(Records from a data collection)
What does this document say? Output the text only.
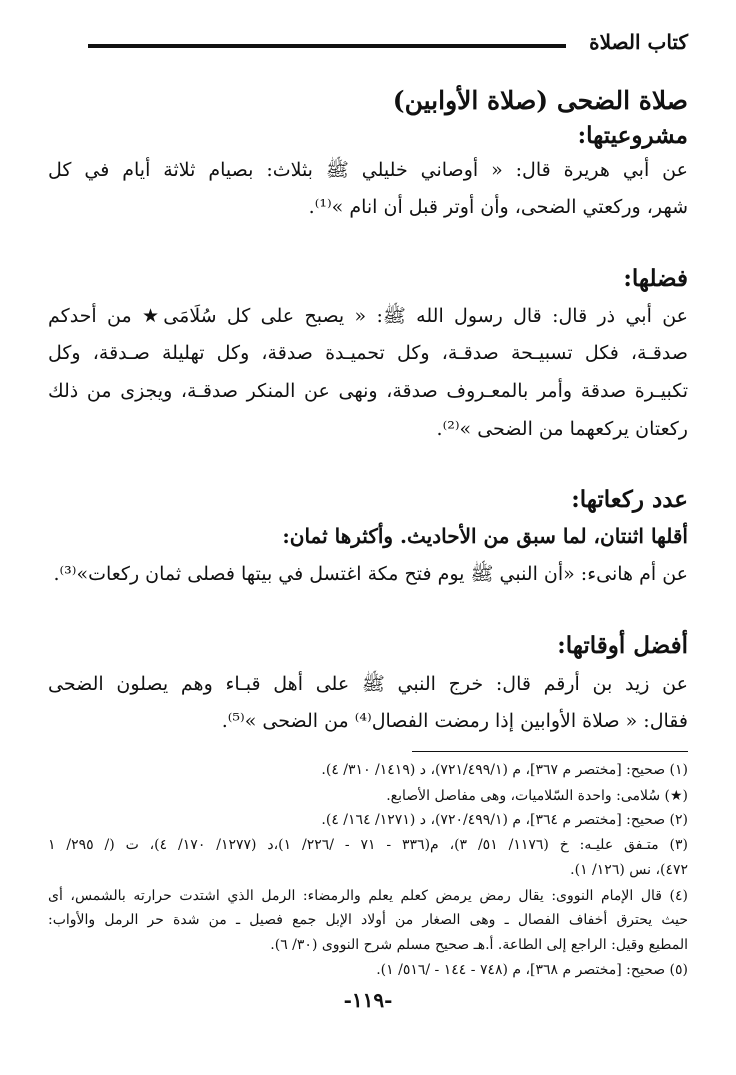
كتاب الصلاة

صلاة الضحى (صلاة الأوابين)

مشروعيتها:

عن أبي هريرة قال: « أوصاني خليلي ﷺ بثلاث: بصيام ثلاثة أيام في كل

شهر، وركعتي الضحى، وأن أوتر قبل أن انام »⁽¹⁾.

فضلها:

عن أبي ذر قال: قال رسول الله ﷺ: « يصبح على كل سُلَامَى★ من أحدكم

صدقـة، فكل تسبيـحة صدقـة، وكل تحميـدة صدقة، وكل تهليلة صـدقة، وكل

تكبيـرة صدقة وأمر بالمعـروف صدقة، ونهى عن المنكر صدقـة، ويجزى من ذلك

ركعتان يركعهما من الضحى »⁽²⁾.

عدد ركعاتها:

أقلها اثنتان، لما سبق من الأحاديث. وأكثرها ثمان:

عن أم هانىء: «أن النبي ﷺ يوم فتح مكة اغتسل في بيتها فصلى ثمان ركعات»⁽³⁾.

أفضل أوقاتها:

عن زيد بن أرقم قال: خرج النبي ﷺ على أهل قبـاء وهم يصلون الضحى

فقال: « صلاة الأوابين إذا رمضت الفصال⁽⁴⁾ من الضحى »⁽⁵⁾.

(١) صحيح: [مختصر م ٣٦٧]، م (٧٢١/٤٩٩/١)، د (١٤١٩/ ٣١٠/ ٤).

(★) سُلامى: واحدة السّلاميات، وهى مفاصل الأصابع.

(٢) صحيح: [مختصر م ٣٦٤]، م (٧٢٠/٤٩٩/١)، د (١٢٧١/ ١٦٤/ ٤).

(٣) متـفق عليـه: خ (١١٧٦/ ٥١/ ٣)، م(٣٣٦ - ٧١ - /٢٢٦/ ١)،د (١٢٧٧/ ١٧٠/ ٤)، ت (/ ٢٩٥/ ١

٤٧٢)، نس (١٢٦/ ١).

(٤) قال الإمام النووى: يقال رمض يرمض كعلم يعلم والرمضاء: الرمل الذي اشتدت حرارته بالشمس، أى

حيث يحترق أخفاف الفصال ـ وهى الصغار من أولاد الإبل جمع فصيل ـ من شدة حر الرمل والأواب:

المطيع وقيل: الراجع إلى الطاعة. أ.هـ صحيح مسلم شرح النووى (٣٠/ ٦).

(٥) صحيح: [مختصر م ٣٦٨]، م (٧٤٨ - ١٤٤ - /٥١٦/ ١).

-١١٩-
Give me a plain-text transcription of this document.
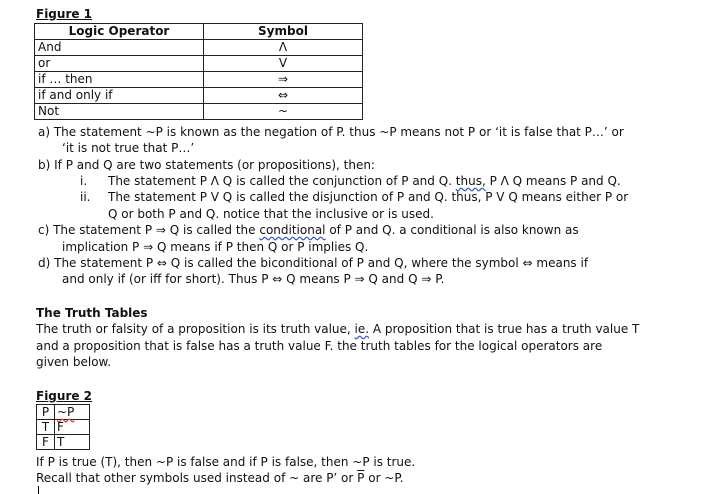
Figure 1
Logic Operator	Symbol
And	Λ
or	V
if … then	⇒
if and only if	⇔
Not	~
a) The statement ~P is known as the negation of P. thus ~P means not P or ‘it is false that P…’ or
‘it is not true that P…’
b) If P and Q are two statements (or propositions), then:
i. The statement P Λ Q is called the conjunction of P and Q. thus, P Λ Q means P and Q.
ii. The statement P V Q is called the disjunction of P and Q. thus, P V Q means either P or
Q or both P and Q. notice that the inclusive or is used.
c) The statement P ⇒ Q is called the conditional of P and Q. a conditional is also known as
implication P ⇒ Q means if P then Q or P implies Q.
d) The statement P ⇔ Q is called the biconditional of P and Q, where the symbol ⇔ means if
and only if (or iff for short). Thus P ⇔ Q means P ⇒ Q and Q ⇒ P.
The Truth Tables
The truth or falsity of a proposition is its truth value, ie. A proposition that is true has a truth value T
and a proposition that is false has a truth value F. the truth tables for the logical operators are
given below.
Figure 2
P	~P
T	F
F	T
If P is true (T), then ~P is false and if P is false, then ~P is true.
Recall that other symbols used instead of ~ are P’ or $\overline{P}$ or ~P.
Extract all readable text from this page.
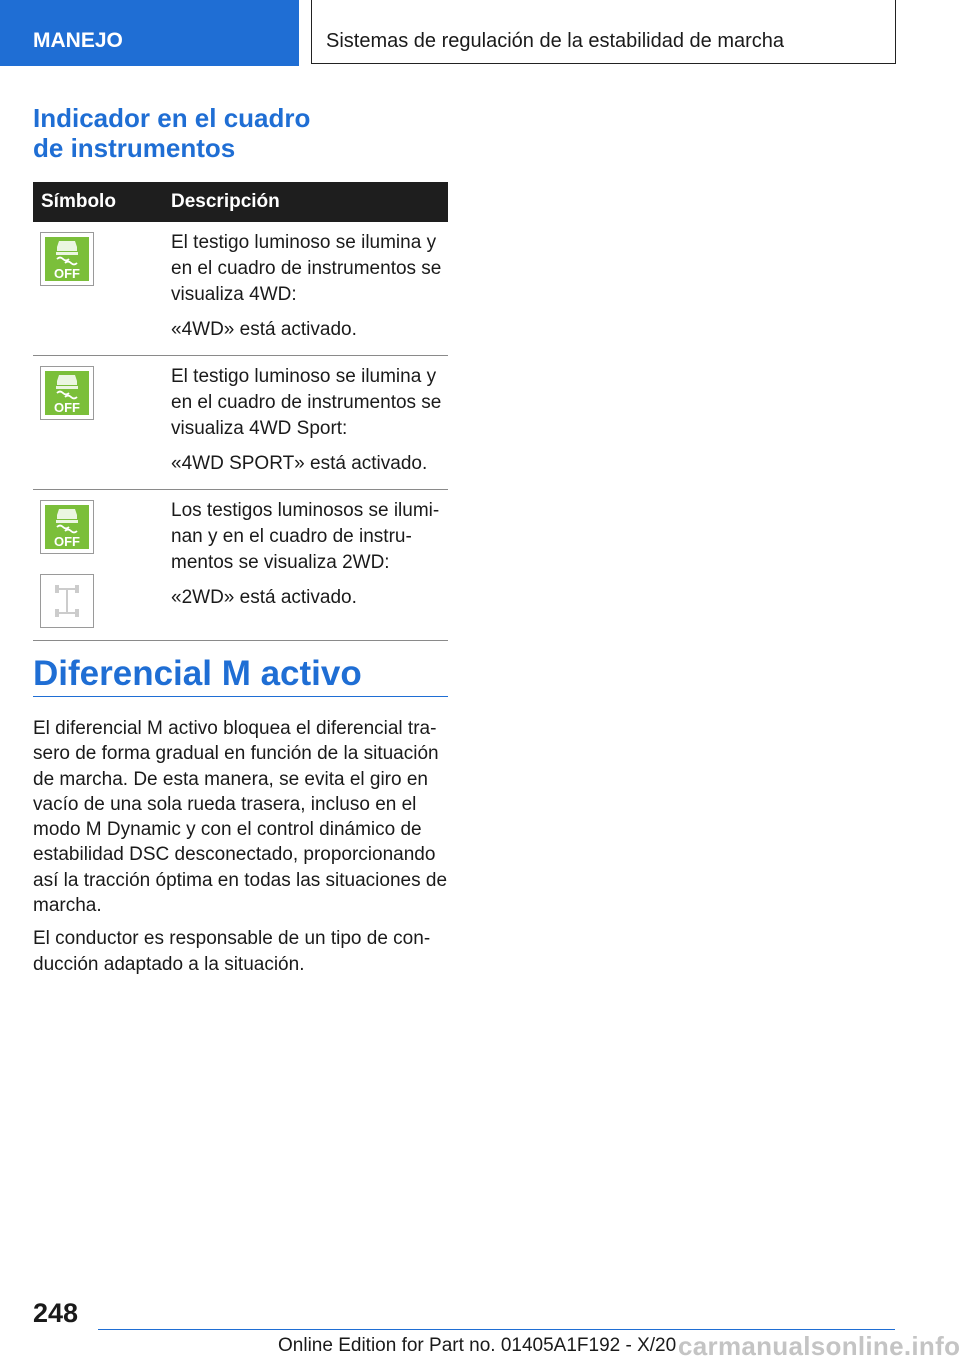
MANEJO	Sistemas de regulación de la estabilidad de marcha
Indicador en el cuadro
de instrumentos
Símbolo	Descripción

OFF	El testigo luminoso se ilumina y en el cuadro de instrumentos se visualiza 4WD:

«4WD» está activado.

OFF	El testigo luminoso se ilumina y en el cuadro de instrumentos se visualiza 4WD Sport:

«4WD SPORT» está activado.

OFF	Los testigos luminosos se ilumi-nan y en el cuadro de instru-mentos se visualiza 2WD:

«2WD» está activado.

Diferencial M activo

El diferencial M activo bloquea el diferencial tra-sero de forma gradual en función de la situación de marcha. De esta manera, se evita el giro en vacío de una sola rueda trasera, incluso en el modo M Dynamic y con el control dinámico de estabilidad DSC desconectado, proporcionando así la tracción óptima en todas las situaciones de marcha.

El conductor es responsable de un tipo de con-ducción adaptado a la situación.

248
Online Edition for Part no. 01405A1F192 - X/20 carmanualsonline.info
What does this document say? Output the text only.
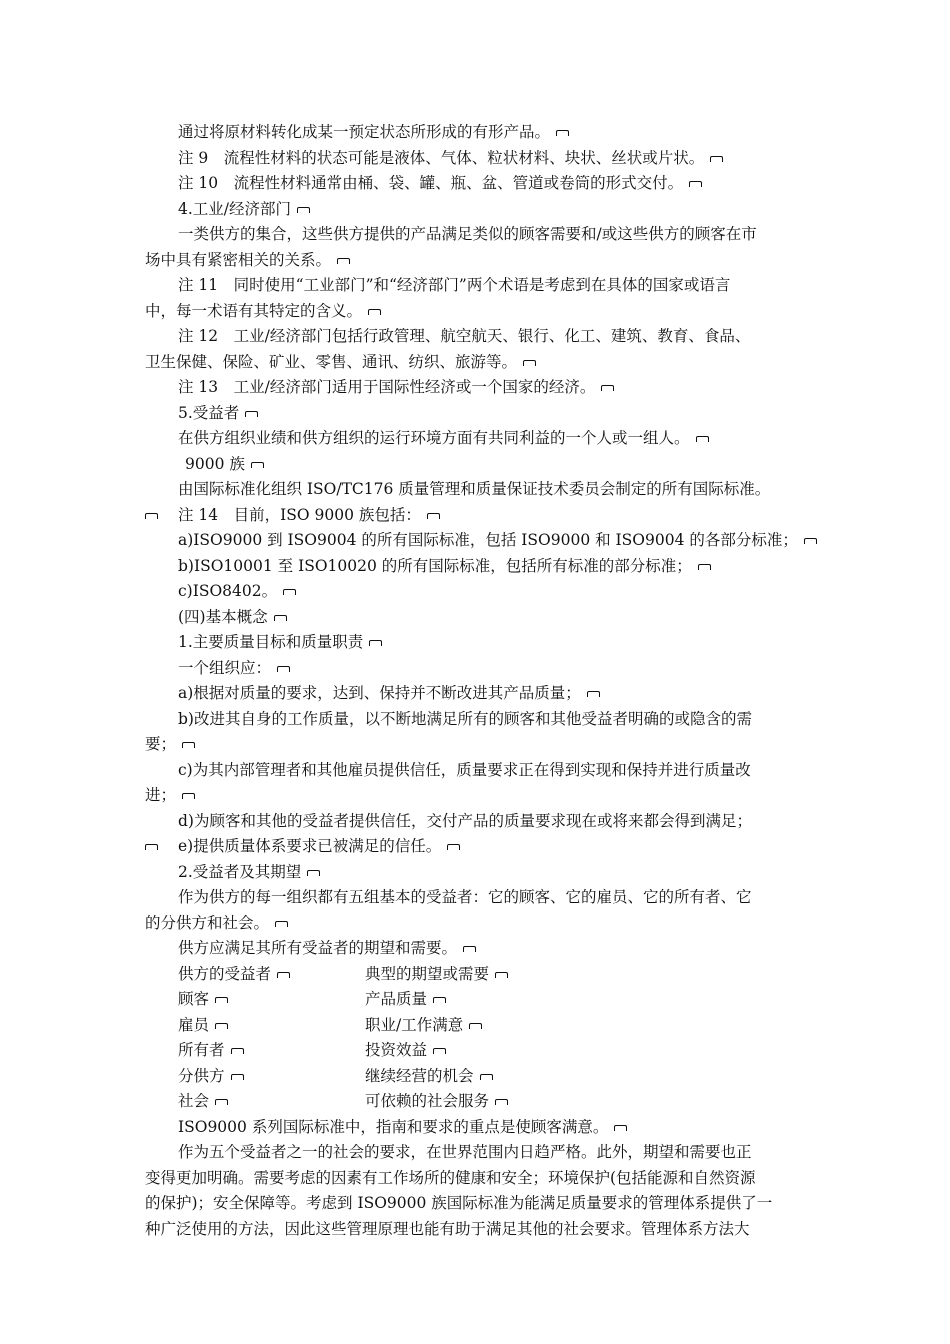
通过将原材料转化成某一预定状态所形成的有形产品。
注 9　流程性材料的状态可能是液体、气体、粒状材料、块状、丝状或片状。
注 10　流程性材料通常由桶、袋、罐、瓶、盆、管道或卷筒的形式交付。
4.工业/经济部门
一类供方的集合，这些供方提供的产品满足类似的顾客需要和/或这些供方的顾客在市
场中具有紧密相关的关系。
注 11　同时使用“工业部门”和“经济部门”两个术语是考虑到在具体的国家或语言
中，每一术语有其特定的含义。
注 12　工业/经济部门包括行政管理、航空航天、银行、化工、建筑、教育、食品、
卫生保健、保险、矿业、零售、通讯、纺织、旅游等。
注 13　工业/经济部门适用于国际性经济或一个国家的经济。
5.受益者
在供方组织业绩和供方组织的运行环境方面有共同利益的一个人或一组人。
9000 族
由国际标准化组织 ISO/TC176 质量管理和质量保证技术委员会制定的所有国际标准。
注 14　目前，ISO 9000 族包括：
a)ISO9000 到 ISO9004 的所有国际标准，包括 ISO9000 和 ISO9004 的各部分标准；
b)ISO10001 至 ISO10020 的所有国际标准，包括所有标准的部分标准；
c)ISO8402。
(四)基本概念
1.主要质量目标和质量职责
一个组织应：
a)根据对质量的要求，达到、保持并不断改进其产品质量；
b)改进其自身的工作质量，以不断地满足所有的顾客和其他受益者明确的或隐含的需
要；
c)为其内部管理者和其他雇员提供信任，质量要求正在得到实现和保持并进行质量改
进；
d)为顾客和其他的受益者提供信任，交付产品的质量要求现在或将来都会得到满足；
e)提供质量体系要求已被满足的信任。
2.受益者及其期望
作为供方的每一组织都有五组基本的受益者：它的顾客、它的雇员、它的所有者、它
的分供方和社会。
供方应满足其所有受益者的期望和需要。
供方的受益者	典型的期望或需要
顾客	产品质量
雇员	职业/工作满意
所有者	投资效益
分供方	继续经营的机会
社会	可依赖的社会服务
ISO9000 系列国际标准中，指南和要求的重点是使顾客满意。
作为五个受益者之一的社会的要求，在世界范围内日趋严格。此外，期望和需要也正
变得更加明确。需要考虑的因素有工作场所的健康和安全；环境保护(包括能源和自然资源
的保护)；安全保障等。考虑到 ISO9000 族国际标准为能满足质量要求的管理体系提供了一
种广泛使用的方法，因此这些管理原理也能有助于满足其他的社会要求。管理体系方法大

**Exercise objective**: Copy every line of the data word for word, omitting the images.

**Response to the exercise**:
What does this document say? Output the text only.
كتاب الصلاة

صلاة الضحى (صلاة الأوابين)

مشروعيتها:

عن أبي هريرة قال: « أوصاني خليلي ﷺ بثلاث: بصيام ثلاثة أيام في كل

شهر، وركعتي الضحى، وأن أوتر قبل أن انام »⁽¹⁾.

فضلها:

عن أبي ذر قال: قال رسول الله ﷺ: « يصبح على كل سُلَامَى★ من أحدكم

صدقـة، فكل تسبيـحة صدقـة، وكل تحميـدة صدقة، وكل تهليلة صـدقة، وكل

تكبيـرة صدقة وأمر بالمعـروف صدقة، ونهى عن المنكر صدقـة، ويجزى من ذلك

ركعتان يركعهما من الضحى »⁽²⁾.

عدد ركعاتها:

أقلها اثنتان، لما سبق من الأحاديث. وأكثرها ثمان:

عن أم هانىء: «أن النبي ﷺ يوم فتح مكة اغتسل في بيتها فصلى ثمان ركعات»⁽³⁾.

أفضل أوقاتها:

عن زيد بن أرقم قال: خرج النبي ﷺ على أهل قبـاء وهم يصلون الضحى

فقال: « صلاة الأوابين إذا رمضت الفصال⁽⁴⁾ من الضحى »⁽⁵⁾.

(١) صحيح: [مختصر م ٣٦٧]، م (٧٢١/٤٩٩/١)، د (١٤١٩/ ٣١٠/ ٤).

(★) سُلامى: واحدة السّلاميات، وهى مفاصل الأصابع.

(٢) صحيح: [مختصر م ٣٦٤]، م (٧٢٠/٤٩٩/١)، د (١٢٧١/ ١٦٤/ ٤).

(٣) متـفق عليـه: خ (١١٧٦/ ٥١/ ٣)، م(٣٣٦ - ٧١ - /٢٢٦/ ١)،د (١٢٧٧/ ١٧٠/ ٤)، ت (/ ٢٩٥/ ١

٤٧٢)، نس (١٢٦/ ١).

(٤) قال الإمام النووى: يقال رمض يرمض كعلم يعلم والرمضاء: الرمل الذي اشتدت حرارته بالشمس، أى

حيث يحترق أخفاف الفصال ـ وهى الصغار من أولاد الإبل جمع فصيل ـ من شدة حر الرمل والأواب:

المطيع وقيل: الراجع إلى الطاعة. أ.هـ صحيح مسلم شرح النووى (٣٠/ ٦).

(٥) صحيح: [مختصر م ٣٦٨]، م (٧٤٨ - ١٤٤ - /٥١٦/ ١).

-١١٩-
Give me a plain-text transcription of this document.
Figure 1
Logic Operator	Symbol
And	Λ
or	V
if … then	⇒
if and only if	⇔
Not	~
a) The statement ~P is known as the negation of P. thus ~P means not P or ‘it is false that P…’ or
‘it is not true that P…’
b) If P and Q are two statements (or propositions), then:
i. The statement P Λ Q is called the conjunction of P and Q. thus, P Λ Q means P and Q.
ii. The statement P V Q is called the disjunction of P and Q. thus, P V Q means either P or
Q or both P and Q. notice that the inclusive or is used.
c) The statement P ⇒ Q is called the conditional of P and Q. a conditional is also known as
implication P ⇒ Q means if P then Q or P implies Q.
d) The statement P ⇔ Q is called the biconditional of P and Q, where the symbol ⇔ means if
and only if (or iff for short). Thus P ⇔ Q means P ⇒ Q and Q ⇒ P.
The Truth Tables
The truth or falsity of a proposition is its truth value, ie. A proposition that is true has a truth value T
and a proposition that is false has a truth value F. the truth tables for the logical operators are
given below.
Figure 2
P	~P
T	F
F	T
If P is true (T), then ~P is false and if P is false, then ~P is true.
Recall that other symbols used instead of ~ are P’ or $\overline{P}$ or ~P.
Extract all readable text from this page.
MANEJO	Sistemas de regulación de la estabilidad de marcha
Indicador en el cuadro
de instrumentos
Símbolo	Descripción

OFF	El testigo luminoso se ilumina y en el cuadro de instrumentos se visualiza 4WD:

«4WD» está activado.

OFF	El testigo luminoso se ilumina y en el cuadro de instrumentos se visualiza 4WD Sport:

«4WD SPORT» está activado.

OFF	Los testigos luminosos se ilumi-nan y en el cuadro de instru-mentos se visualiza 2WD:

«2WD» está activado.

Diferencial M activo

El diferencial M activo bloquea el diferencial tra-sero de forma gradual en función de la situación de marcha. De esta manera, se evita el giro en vacío de una sola rueda trasera, incluso en el modo M Dynamic y con el control dinámico de estabilidad DSC desconectado, proporcionando así la tracción óptima en todas las situaciones de marcha.

El conductor es responsable de un tipo de con-ducción adaptado a la situación.

248
Online Edition for Part no. 01405A1F192 - X/20 carmanualsonline.info
What does this document say? Output the text only.
通过将原材料转化成某一预定状态所形成的有形产品。
注 9　流程性材料的状态可能是液体、气体、粒状材料、块状、丝状或片状。
注 10　流程性材料通常由桶、袋、罐、瓶、盆、管道或卷筒的形式交付。
4.工业/经济部门
一类供方的集合，这些供方提供的产品满足类似的顾客需要和/或这些供方的顾客在市
场中具有紧密相关的关系。
注 11　同时使用“工业部门”和“经济部门”两个术语是考虑到在具体的国家或语言
中，每一术语有其特定的含义。
注 12　工业/经济部门包括行政管理、航空航天、银行、化工、建筑、教育、食品、
卫生保健、保险、矿业、零售、通讯、纺织、旅游等。
注 13　工业/经济部门适用于国际性经济或一个国家的经济。
5.受益者
在供方组织业绩和供方组织的运行环境方面有共同利益的一个人或一组人。
9000 族
由国际标准化组织 ISO/TC176 质量管理和质量保证技术委员会制定的所有国际标准。
注 14　目前，ISO 9000 族包括：
a)ISO9000 到 ISO9004 的所有国际标准，包括 ISO9000 和 ISO9004 的各部分标准；
b)ISO10001 至 ISO10020 的所有国际标准，包括所有标准的部分标准；
c)ISO8402。
(四)基本概念
1.主要质量目标和质量职责
一个组织应：
a)根据对质量的要求，达到、保持并不断改进其产品质量；
b)改进其自身的工作质量，以不断地满足所有的顾客和其他受益者明确的或隐含的需
要；
c)为其内部管理者和其他雇员提供信任，质量要求正在得到实现和保持并进行质量改
进；
d)为顾客和其他的受益者提供信任，交付产品的质量要求现在或将来都会得到满足；
e)提供质量体系要求已被满足的信任。
2.受益者及其期望
作为供方的每一组织都有五组基本的受益者：它的顾客、它的雇员、它的所有者、它
的分供方和社会。
供方应满足其所有受益者的期望和需要。
供方的受益者	典型的期望或需要
顾客	产品质量
雇员	职业/工作满意
所有者	投资效益
分供方	继续经营的机会
社会	可依赖的社会服务
ISO9000 系列国际标准中，指南和要求的重点是使顾客满意。
作为五个受益者之一的社会的要求，在世界范围内日趋严格。此外，期望和需要也正
变得更加明确。需要考虑的因素有工作场所的健康和安全；环境保护(包括能源和自然资源
的保护)；安全保障等。考虑到 ISO9000 族国际标准为能满足质量要求的管理体系提供了一
种广泛使用的方法，因此这些管理原理也能有助于满足其他的社会要求。管理体系方法大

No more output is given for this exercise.